**SET TASK**.
Extract and list every line that contains the word "JSON".

[Extracted records]
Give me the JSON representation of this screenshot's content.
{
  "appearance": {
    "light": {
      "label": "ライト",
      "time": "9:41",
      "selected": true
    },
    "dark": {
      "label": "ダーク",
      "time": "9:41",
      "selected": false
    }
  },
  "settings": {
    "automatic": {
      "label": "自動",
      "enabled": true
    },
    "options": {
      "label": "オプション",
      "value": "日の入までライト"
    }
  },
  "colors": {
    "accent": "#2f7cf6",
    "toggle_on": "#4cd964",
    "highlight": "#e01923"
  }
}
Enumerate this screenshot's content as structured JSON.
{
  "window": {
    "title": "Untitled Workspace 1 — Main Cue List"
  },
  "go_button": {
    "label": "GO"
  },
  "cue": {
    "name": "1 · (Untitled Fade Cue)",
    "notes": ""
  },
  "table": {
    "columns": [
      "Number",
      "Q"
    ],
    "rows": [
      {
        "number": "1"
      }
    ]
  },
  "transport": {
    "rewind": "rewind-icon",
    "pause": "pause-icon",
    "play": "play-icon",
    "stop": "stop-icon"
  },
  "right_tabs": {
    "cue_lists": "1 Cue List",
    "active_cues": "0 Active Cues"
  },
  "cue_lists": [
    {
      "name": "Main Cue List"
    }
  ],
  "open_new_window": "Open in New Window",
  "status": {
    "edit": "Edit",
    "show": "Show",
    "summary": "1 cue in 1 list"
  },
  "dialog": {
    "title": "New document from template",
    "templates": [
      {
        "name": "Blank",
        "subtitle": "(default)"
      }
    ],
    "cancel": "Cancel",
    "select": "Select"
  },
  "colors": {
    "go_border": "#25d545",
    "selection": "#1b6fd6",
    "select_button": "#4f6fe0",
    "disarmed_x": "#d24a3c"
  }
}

**THE RESPONSE**.
Give me the JSON representation of this screenshot's content.
Enumerate this screenshot's content as structured JSON.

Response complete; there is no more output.